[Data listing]
···

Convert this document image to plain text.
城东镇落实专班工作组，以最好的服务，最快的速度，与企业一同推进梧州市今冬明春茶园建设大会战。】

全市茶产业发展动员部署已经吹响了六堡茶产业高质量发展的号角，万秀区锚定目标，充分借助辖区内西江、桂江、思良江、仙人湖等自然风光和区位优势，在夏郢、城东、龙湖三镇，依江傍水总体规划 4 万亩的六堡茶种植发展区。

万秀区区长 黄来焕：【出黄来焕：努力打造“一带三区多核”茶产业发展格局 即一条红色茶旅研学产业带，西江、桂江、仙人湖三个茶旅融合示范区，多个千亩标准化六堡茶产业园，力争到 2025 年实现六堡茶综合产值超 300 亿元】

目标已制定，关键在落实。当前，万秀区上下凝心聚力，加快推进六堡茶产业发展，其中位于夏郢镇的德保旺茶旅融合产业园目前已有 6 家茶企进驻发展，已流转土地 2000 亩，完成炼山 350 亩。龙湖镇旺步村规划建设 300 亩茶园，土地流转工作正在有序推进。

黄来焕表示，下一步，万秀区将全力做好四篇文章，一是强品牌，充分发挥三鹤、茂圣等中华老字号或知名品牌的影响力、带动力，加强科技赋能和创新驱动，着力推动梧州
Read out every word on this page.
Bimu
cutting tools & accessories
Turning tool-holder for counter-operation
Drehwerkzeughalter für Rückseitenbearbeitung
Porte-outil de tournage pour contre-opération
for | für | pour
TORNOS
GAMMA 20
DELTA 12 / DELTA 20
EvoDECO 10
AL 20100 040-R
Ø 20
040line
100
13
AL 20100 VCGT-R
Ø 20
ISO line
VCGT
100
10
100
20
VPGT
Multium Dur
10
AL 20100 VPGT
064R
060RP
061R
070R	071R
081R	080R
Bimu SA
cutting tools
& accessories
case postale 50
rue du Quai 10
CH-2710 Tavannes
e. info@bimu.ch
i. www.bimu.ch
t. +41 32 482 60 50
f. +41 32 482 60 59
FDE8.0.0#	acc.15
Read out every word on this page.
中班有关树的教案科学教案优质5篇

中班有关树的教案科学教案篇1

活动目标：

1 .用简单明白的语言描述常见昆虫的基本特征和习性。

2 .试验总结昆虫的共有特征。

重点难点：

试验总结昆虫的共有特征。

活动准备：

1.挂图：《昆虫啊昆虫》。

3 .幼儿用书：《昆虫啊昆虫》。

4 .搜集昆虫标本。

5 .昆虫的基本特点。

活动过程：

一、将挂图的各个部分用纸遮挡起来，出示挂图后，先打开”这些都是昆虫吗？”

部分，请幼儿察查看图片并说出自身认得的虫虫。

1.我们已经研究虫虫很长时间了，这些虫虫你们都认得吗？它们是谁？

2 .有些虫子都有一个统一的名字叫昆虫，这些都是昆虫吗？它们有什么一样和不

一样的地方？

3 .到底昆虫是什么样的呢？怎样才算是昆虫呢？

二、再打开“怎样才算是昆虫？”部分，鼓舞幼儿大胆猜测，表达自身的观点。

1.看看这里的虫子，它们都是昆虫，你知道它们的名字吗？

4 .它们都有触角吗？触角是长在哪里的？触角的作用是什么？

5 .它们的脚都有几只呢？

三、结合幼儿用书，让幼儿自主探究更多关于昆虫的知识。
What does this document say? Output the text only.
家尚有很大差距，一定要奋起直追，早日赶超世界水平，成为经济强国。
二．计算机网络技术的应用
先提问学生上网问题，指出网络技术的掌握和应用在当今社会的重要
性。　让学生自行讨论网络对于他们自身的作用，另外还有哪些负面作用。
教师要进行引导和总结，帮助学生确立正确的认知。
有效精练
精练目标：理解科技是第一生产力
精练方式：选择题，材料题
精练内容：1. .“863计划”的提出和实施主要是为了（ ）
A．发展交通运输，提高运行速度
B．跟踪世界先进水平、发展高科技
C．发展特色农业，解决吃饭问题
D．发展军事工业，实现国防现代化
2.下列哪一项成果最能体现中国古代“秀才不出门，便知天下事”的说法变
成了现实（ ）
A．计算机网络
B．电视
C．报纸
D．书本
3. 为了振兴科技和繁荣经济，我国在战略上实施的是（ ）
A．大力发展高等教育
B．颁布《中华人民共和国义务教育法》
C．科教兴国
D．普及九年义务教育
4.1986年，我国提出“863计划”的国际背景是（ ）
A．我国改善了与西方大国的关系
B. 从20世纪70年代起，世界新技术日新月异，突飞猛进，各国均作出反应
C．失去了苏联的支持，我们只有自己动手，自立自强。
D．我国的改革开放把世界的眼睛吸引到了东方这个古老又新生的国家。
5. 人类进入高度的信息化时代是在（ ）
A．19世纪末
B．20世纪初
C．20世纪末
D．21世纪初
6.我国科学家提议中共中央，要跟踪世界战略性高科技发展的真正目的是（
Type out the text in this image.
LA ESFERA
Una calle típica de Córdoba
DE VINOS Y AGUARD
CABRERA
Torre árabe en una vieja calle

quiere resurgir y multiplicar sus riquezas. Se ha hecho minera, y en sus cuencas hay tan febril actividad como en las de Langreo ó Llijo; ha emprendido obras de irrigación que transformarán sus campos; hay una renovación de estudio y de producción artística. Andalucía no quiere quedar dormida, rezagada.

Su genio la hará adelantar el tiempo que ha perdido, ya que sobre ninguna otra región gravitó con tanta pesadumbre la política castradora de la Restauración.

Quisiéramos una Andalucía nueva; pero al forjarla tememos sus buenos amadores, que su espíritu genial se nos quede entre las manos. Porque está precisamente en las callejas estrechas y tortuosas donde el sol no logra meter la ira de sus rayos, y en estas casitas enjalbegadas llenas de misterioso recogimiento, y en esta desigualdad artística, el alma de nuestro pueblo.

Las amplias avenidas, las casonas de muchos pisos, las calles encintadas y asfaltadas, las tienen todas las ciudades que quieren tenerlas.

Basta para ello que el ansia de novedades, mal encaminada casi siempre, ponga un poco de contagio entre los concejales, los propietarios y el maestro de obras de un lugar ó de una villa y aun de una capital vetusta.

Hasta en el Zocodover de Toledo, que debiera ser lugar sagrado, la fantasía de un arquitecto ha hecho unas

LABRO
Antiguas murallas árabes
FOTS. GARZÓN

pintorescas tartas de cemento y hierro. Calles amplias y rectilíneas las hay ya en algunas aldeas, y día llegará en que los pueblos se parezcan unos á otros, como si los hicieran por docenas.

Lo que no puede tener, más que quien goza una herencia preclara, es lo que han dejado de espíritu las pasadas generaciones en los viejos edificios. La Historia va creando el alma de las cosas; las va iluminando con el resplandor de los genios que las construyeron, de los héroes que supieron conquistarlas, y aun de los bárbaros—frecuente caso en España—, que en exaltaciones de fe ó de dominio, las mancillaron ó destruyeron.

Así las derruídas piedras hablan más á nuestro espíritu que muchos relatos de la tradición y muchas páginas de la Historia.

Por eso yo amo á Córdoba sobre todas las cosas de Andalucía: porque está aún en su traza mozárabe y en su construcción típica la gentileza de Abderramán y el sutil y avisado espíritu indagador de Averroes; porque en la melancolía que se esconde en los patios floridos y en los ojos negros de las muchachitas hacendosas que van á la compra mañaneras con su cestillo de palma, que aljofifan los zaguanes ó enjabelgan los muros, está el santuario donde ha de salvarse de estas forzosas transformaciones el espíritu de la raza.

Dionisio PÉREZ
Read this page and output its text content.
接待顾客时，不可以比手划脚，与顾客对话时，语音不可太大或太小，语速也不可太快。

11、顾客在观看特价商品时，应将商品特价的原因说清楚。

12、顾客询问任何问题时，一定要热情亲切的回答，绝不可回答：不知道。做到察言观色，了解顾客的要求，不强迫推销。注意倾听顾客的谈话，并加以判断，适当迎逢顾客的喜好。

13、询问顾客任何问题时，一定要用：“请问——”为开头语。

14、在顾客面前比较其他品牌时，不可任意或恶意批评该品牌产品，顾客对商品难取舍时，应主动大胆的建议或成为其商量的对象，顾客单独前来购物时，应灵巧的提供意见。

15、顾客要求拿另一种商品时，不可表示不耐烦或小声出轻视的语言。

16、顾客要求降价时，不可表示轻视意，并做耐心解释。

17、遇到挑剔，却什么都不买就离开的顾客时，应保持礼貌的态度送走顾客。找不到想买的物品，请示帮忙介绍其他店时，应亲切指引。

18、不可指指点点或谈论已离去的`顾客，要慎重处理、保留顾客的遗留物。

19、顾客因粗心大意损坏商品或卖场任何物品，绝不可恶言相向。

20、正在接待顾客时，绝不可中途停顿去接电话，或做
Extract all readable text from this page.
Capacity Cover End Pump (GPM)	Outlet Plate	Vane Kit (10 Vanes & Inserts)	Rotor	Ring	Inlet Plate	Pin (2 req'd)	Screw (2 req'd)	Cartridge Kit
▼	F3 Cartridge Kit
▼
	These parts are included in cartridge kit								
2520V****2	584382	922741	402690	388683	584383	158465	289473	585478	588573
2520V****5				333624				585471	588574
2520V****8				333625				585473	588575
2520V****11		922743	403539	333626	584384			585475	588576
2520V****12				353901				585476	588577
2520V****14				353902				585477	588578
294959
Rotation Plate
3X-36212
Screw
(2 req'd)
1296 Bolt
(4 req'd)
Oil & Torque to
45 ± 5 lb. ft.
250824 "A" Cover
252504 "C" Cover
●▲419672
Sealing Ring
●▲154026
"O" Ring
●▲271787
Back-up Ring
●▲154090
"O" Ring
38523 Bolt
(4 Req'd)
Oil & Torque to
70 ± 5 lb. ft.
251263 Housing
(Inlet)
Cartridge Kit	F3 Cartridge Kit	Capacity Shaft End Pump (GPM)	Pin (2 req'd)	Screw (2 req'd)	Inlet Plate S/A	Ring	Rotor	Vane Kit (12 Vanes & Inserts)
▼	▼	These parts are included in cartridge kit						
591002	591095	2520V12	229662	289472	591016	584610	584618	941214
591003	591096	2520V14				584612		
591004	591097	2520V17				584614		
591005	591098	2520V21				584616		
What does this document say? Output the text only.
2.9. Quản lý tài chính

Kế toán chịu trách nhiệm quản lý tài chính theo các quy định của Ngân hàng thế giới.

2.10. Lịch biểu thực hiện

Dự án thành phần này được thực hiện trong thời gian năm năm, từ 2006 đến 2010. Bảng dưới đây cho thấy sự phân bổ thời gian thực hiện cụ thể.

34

···

→ **Problem**
Copy down every line of the entries containing the word "page".

→ **Exercise output**
Read out every word on this page.
Read out every word on this page.
Read this page and output its text content.
Extract all readable text from this page.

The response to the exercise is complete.